Return each line containing the string "شرکت".

[start Data provided]

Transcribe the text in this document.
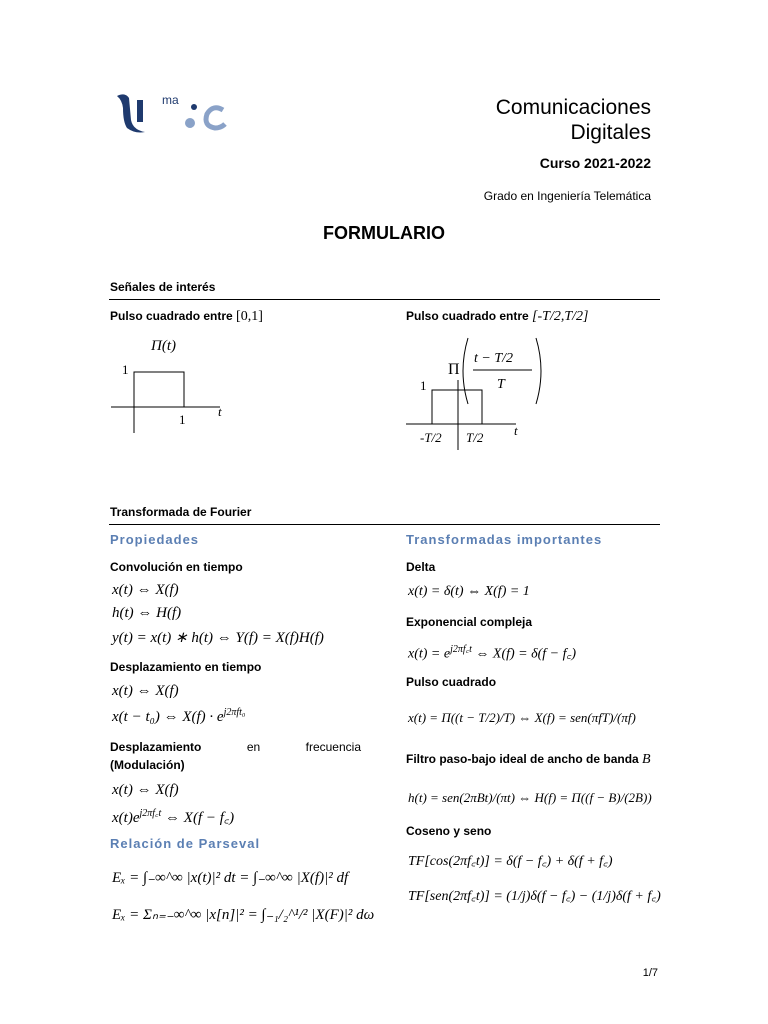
ma	Comunicaciones
Digitales
Curso 2021-2022
Grado en Ingeniería Telemática
FORMULARIO
Señales de interés
Pulso cuadrado entre [0,1]
Π(t)
1
1
t
Pulso cuadrado entre [-T/2,T/2]
Π
t − T/2
T
1
-T/2 T/2 t
Transformada de Fourier
Propiedades	Transformadas importantes
Convolución en tiempo
x(t) ⇔ X(f)
h(t) ⇔ H(f)
y(t) = x(t) ∗ h(t) ⇔ Y(f) = X(f)H(f)
Desplazamiento en tiempo
x(t) ⇔ X(f)
x(t − t₀) ⇔ $X(f) \cdot e^{j2\pi ft_0}$
Desplazamiento	en	frecuencia
(Modulación)
x(t) ⇔ X(f)
$x(t)e^{j2\pi f꜀t}$ ⇔ X(f − f꜀)
Relación de Parseval
Eₓ = ∫₋∞^∞ |x(t)|² dt = ∫₋∞^∞ |X(f)|² df
Eₓ = Σₙ₌₋∞^∞ |x[n]|² = ∫₋₁/₂^¹/² |X(F)|² dω
Delta
x(t) = δ(t) ⇔ X(f) = 1
Exponencial compleja
$x(t) = e^{j2\pi f꜀t}$ ⇔ X(f) = δ(f − f꜀)
Pulso cuadrado
x(t) = Π((t − T/2)/T) ⇔ X(f) = sen(πfT)/(πf)
Filtro paso-bajo ideal de ancho de banda B
h(t) = sen(2πBt)/(πt) ⇔ H(f) = Π((f − B)/(2B))
Coseno y seno
TF[cos(2πf꜀t)] = δ(f − f꜀) + δ(f + f꜀)
TF[sen(2πf꜀t)] = (1/j)δ(f − f꜀) − (1/j)δ(f + f꜀)
1/7
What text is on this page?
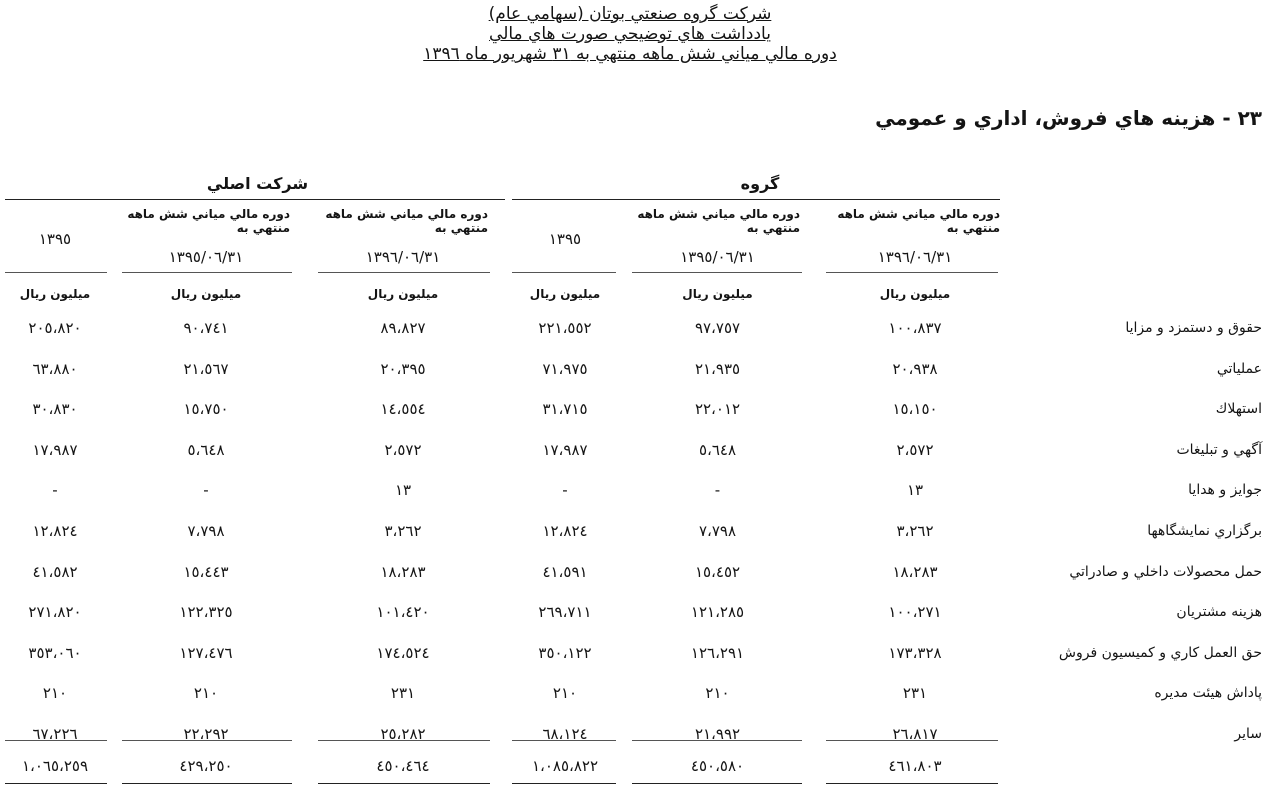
شرکت گروه صنعتي بوتان (سهامي عام)
يادداشت هاي توضيحي صورت هاي مالي
دوره مالي مياني شش ماهه منتهي به ٣١ شهريور ماه ١٣٩٦
٢٣ - هزينه هاي فروش، اداري و عمومي
گروه
شرکت اصلي
دوره مالي مياني شش ماهه منتهي به
١٣٩٦/٠٦/٣١
دوره مالي مياني شش ماهه منتهي به
١٣٩٥/٠٦/٣١
١٣٩٥
دوره مالي مياني شش ماهه منتهي به
١٣٩٦/٠٦/٣١
دوره مالي مياني شش ماهه منتهي به
١٣٩٥/٠٦/٣١
١٣٩٥
ميليون ريال
ميليون ريال
ميليون ريال
ميليون ريال
ميليون ريال
ميليون ريال
حقوق و دستمزد و مزايا
١٠٠،٨٣٧
٩٧،٧٥٧
٢٢١،٥٥٢
٨٩،٨٢٧
٩٠،٧٤١
٢٠٥،٨٢٠
عملياتي
٢٠،٩٣٨
٢١،٩٣٥
٧١،٩٧٥
٢٠،٣٩٥
٢١،٥٦٧
٦٣،٨٨٠
استهلاك
١٥،١٥٠
٢٢،٠١٢
٣١،٧١٥
١٤،٥٥٤
١٥،٧٥٠
٣٠،٨٣٠
آگهي و تبليغات
٢،٥٧٢
٥،٦٤٨
١٧،٩٨٧
٢،٥٧٢
٥،٦٤٨
١٧،٩٨٧
جوايز و هدايا
١٣
-
-
١٣
-
-
برگزاري نمايشگاهها
٣،٢٦٢
٧،٧٩٨
١٢،٨٢٤
٣،٢٦٢
٧،٧٩٨
١٢،٨٢٤
حمل محصولات داخلي و صادراتي
١٨،٢٨٣
١٥،٤٥٢
٤١،٥٩١
١٨،٢٨٣
١٥،٤٤٣
٤١،٥٨٢
هزينه مشتريان
١٠٠،٢٧١
١٢١،٢٨٥
٢٦٩،٧١١
١٠١،٤٢٠
١٢٢،٣٢٥
٢٧١،٨٢٠
حق العمل كاري و كميسيون فروش
١٧٣،٣٢٨
١٢٦،٢٩١
٣٥٠،١٢٢
١٧٤،٥٢٤
١٢٧،٤٧٦
٣٥٣،٠٦٠
پاداش هيئت مديره
٢٣١
٢١٠
٢١٠
٢٣١
٢١٠
٢١٠
ساير
٢٦،٨١٧
٢١،٩٩٢
٦٨،١٢٤
٢٥،٢٨٢
٢٢،٢٩٢
٦٧،٢٢٦
٤٦١،٨٠٣
٤٥٠،٥٨٠
١،٠٨٥،٨٢٢
٤٥٠،٤٦٤
٤٢٩،٢٥٠
١،٠٦٥،٢٥٩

[end Data provided]

Worked solution -
شرکت گروه صنعتي بوتان (سهامي عام)
شرکت اصلي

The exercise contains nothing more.